-- SOURCE DOCUMENT follows --

Recently I watched SuperNanny on t.v. and immediately felt better about myself. Yes, I sometimes wear my shirt inside-out at the grocery store, but at least I’m not on national television displaying my ineptness for all the world to see. I keep my ineptness hidden.
I’m convinced that this feeling of renewed self-worth is why that show is so popular and why so many people shop at Walmart. You will be glad to know that I am a firm believer in sharing the wealth and paying it forward. Because I’m having a giant burst of love for you, gentle reader, I’m going to reveal some of my best parenting fails so that you’ll have a boost in self confidence and, hopefully, a good laugh at my expense.
No need to thank me, that’s what friends are for. Here we go:
We have a strict no name calling policy in our household. But……once my son Will asked me to interfere because his baby sister kept calling him a name. I asked him what she was calling him. He replied miserably, “Pilly the Pale Punker.” I paused for a moment in an effort to keep myself from laughing out loud, failed terribly at that, and then answered once I had calmed myself down, “Sorry son, I cannot make her stop calling you that because it is too dang funny.” Yes, that would be me sacrificing my son’s self esteem for a good chuckle. A year later it still makes me laugh when she calls him that.
I would like to also point out that I am a horrible tooth fairy. HORRIBLE. At least 60% of the time I completely forget to channel my inner ninja and switch the tooth for the money. In the beginning I could fake it when one of my offspring would come downstairs completely dejected at being forgotten by the tooth fairy. I would hide a $1 in my hand and say, “I bet you just didn’t look good enough.” When we had reached the bed I would then conveniently ‘find’ the money as we searched while I gently scolded them for being so careless.
Please don’t judge me too harshly.
After a while that ploy wouldn’t work any longer, because my kids would come downstairs saying, “I looked and looked for that money and it’s just not there!” Then I’d have to come up with some lame story about the tooth fairy being delayed due to bad weather or a particularly busy night. One of my friends recently gave me a great story I could use the next time I forget my tooth fairy duties; it’s involves a fictitious fist fight breaking out in Kentucky that results in so many teeth being lost that the tooth fairy, despite working a double shift, can’t even make it to the Indiana border on her nightly route.

-- SOURCE DOCUMENT concluded --

§ **THE TASK**
Reproduce the passage of the parenting essay from "No need to thank" to "calls him that.". This listing has nothing to do with the parenting essay.

-- DATASET RECORDS follows --

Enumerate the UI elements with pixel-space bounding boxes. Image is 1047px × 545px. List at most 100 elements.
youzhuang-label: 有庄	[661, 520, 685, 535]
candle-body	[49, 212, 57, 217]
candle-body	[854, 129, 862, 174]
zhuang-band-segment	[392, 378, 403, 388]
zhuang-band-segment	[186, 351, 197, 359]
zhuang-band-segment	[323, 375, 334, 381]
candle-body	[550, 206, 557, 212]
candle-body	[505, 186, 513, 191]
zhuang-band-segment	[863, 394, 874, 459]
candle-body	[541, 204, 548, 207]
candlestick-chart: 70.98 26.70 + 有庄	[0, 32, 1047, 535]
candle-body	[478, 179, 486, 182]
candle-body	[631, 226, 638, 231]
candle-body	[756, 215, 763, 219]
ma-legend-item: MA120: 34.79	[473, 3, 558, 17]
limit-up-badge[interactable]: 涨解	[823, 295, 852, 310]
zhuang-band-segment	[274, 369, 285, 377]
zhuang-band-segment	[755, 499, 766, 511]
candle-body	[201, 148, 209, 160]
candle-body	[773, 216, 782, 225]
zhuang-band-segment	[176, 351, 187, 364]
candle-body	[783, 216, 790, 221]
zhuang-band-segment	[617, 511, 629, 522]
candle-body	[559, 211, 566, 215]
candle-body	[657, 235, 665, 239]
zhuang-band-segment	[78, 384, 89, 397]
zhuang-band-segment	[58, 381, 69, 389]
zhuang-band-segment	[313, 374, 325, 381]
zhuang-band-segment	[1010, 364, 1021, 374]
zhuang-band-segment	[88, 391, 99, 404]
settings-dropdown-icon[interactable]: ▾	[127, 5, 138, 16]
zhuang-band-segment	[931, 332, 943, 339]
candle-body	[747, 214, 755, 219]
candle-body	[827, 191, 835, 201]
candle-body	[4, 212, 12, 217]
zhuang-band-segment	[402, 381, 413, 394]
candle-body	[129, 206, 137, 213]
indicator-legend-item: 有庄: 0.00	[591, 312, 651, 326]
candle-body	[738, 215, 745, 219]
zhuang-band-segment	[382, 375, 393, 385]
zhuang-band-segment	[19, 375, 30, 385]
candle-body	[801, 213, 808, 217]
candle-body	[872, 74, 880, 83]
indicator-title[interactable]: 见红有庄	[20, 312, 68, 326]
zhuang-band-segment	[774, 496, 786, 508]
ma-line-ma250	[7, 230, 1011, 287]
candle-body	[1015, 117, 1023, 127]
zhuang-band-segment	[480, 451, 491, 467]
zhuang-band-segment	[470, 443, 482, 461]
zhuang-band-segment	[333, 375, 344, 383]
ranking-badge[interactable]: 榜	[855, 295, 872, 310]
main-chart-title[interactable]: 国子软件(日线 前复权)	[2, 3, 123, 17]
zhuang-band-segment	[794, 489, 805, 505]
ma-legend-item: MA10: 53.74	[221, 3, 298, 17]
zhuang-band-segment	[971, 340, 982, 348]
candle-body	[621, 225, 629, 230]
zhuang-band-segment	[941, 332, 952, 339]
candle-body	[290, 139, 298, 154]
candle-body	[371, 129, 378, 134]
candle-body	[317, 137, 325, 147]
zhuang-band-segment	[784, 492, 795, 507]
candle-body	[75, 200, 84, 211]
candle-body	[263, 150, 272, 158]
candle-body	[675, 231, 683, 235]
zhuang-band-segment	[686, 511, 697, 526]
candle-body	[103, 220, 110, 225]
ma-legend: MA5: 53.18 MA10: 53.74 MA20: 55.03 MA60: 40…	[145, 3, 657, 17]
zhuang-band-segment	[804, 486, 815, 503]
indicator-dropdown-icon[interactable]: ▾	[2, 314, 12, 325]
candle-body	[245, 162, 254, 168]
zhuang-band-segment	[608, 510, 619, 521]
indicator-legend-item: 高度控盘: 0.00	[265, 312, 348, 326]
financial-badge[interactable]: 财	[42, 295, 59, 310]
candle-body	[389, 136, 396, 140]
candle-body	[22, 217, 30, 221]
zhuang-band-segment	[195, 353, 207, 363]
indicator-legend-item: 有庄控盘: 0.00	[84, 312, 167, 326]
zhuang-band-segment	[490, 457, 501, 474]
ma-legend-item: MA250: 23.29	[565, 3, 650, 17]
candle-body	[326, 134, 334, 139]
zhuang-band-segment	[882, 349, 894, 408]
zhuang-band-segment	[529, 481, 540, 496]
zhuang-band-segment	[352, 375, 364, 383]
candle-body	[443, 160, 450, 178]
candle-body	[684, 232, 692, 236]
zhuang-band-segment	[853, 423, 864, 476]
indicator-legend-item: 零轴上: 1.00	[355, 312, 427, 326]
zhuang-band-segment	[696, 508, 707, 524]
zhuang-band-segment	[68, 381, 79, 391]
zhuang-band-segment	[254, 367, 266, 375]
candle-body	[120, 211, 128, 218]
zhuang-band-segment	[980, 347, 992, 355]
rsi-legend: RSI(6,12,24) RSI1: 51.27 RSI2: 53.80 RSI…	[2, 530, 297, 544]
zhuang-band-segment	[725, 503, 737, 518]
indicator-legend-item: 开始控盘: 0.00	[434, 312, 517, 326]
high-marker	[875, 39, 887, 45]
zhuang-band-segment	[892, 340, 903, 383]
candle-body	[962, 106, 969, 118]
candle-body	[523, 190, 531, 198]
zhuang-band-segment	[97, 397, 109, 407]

-- DATASET RECORDS concluded --

§ **OUTPUT FOR THIS TASK**
No need to thank me, that’s what friends are for. Here we go:
We have a strict no name calling policy in our household. But……once my son Will asked me to interfere because his baby sister kept calling him a name. I asked him what she was calling him. He replied miserably, “Pilly the Pale Punker.” I paused for a moment in an effort to keep myself from laughing out loud, failed terribly at that, and then answered once I had calmed myself down, “Sorry son, I cannot make her stop calling you that because it is too dang funny.” Yes, that would be me sacrificing my son’s self esteem for a good chuckle. A year later it still makes me laugh when she calls him that.